**Data to process**.
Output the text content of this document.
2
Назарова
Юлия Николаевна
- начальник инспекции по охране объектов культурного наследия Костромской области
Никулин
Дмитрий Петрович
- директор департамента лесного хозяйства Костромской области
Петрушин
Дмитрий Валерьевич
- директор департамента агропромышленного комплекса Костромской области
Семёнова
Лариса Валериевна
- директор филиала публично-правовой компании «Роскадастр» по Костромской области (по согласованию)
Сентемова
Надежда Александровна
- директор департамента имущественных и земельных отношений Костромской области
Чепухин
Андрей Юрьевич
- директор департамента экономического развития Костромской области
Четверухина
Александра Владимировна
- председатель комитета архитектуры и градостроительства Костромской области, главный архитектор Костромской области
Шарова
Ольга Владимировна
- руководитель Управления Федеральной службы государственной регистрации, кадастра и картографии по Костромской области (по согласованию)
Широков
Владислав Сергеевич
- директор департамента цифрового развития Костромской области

**Task brief**. Show every line in the entries where the string "директор" occurs.

**Task answer**.
- директор департамента лесного хозяйства Костромской области
- директор департамента агропромышленного комплекса Костромской области
- директор филиала публично-правовой компании «Роскадастр» по Костромской области (по согласованию)
- директор департамента имущественных и земельных отношений Костромской области
- директор департамента экономического развития Костромской области
- директор департамента цифрового развития Костромской области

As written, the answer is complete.